Exercise directions:
Check each line of the records for "kabel"; collect those that have it.

Data shown:
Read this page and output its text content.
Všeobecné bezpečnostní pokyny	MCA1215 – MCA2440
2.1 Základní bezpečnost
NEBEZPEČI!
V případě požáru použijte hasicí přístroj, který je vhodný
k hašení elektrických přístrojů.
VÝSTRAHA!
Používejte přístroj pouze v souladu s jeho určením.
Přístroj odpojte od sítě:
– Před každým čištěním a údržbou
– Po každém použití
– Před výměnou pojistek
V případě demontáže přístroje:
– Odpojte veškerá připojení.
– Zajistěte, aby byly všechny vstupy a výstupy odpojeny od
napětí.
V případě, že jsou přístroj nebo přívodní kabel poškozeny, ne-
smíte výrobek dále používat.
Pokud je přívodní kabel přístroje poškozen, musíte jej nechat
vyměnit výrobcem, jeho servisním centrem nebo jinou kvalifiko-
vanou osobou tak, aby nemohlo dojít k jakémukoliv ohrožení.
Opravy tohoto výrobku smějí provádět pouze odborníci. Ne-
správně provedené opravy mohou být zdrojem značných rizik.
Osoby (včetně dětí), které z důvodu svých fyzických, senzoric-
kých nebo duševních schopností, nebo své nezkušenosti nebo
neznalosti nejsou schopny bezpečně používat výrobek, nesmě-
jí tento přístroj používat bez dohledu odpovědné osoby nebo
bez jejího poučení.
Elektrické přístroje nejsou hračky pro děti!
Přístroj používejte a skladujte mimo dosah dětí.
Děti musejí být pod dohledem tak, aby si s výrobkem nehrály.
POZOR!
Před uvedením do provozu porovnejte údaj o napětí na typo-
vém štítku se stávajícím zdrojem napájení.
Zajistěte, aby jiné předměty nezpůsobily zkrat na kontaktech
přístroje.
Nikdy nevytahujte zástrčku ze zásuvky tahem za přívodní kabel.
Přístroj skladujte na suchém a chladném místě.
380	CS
==
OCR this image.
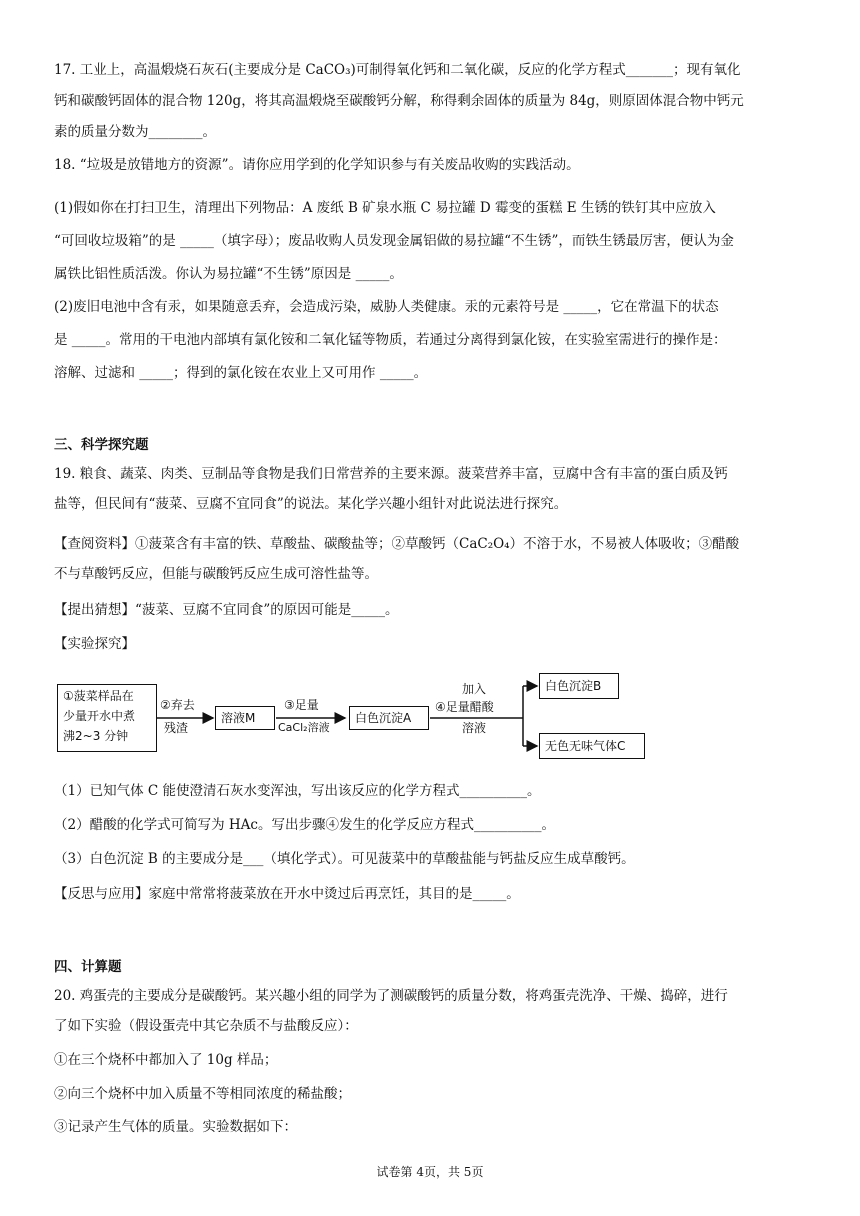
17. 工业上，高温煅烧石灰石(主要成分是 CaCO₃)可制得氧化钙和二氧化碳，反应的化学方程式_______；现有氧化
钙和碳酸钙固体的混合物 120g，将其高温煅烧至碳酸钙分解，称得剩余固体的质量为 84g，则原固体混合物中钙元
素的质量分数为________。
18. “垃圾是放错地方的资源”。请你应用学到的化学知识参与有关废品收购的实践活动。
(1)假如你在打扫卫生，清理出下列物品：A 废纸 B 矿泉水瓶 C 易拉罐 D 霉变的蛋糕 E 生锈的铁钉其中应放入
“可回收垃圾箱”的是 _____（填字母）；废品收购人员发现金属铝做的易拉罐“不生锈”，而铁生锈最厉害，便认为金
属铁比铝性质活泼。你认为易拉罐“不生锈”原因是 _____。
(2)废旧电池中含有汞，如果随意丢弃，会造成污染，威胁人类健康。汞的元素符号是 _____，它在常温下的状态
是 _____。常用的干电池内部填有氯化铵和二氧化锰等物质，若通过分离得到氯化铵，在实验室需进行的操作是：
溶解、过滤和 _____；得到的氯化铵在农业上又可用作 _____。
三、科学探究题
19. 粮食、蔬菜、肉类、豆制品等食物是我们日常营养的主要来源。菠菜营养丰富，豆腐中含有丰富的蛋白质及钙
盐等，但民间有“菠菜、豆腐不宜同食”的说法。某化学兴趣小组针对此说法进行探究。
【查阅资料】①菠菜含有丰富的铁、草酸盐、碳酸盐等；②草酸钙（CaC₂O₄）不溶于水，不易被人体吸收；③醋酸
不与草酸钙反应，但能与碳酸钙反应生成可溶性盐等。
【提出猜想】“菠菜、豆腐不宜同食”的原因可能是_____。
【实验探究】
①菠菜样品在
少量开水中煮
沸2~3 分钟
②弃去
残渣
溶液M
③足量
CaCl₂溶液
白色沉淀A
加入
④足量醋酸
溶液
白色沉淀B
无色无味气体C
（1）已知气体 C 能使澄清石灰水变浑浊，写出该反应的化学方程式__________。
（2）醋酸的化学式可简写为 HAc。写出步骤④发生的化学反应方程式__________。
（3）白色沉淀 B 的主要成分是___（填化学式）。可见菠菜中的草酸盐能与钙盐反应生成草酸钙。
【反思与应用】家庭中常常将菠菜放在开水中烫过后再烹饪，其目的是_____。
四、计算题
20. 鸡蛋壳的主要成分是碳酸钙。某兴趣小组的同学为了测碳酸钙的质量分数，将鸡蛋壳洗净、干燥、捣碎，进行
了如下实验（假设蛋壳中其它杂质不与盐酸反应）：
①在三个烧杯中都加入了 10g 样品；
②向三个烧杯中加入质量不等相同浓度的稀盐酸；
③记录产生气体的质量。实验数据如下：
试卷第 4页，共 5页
* * *
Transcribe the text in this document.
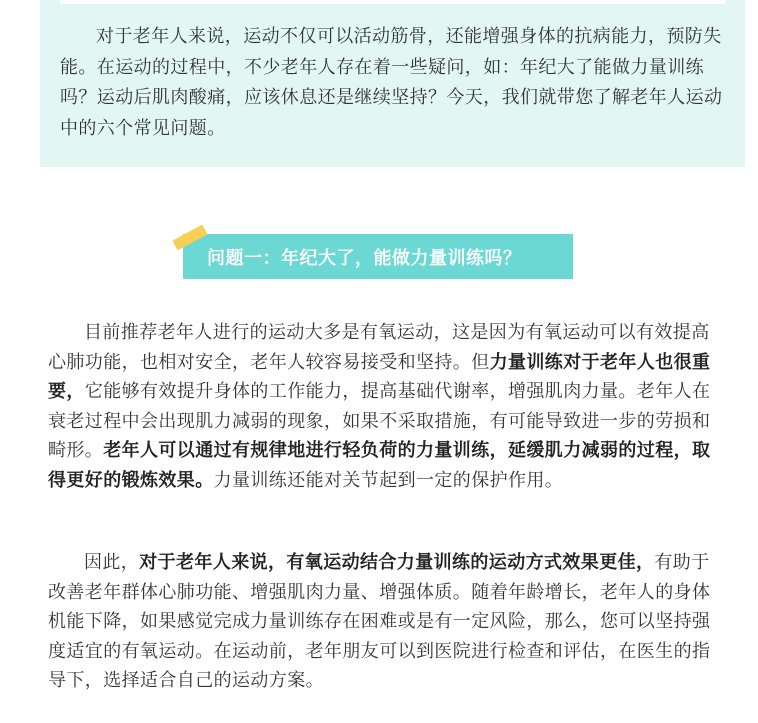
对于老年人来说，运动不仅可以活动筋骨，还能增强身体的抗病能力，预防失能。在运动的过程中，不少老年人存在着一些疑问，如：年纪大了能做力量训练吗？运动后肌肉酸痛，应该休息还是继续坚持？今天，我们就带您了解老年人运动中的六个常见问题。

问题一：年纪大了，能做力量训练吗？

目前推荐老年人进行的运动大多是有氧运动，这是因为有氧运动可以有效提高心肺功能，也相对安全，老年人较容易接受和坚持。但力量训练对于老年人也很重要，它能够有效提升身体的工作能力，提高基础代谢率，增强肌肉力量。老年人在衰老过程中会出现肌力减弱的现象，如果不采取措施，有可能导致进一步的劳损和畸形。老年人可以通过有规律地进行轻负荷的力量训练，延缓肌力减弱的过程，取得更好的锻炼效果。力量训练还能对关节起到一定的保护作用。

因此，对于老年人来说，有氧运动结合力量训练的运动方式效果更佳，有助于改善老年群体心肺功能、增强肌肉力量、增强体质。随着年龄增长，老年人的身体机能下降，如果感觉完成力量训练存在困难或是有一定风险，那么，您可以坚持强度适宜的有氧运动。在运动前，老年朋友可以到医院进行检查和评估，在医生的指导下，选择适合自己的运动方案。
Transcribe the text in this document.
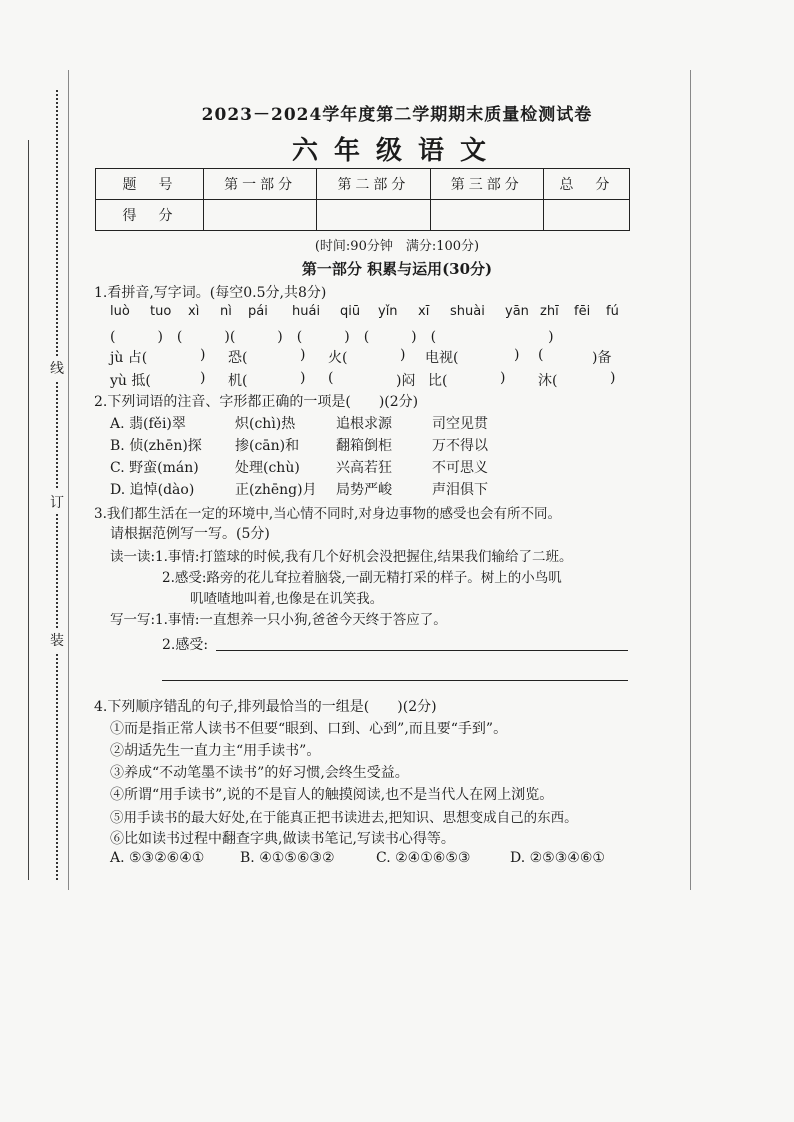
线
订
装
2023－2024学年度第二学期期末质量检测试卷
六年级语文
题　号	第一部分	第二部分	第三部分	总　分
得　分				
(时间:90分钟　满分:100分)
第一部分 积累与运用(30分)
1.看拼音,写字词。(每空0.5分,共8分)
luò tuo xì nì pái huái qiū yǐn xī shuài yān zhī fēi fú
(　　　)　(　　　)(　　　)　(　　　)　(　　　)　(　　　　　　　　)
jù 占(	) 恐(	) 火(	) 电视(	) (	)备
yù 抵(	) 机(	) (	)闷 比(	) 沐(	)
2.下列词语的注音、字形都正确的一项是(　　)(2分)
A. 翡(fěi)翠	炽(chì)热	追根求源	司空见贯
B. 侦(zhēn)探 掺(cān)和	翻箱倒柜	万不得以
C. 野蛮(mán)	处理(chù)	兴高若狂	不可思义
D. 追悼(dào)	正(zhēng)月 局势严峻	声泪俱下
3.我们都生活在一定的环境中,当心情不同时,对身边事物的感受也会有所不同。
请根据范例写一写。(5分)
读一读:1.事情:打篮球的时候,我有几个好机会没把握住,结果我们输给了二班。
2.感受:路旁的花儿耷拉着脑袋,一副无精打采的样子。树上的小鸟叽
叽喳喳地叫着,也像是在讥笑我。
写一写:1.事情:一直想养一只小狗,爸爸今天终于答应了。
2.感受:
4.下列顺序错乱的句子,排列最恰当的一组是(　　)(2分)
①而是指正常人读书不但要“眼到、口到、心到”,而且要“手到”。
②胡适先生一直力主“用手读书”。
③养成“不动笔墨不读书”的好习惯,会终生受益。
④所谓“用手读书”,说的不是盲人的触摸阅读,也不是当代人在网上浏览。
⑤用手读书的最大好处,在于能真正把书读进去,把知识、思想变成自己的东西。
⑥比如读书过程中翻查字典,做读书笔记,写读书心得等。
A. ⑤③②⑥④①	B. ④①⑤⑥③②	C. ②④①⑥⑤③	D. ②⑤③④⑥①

Response:
V případě, že jsou přístroj nebo přívodní kabel poškozeny, ne-
Pokud je přívodní kabel přístroje poškozen, musíte jej nechat
Nikdy nevytahujte zástrčku ze zásuvky tahem za přívodní kabel.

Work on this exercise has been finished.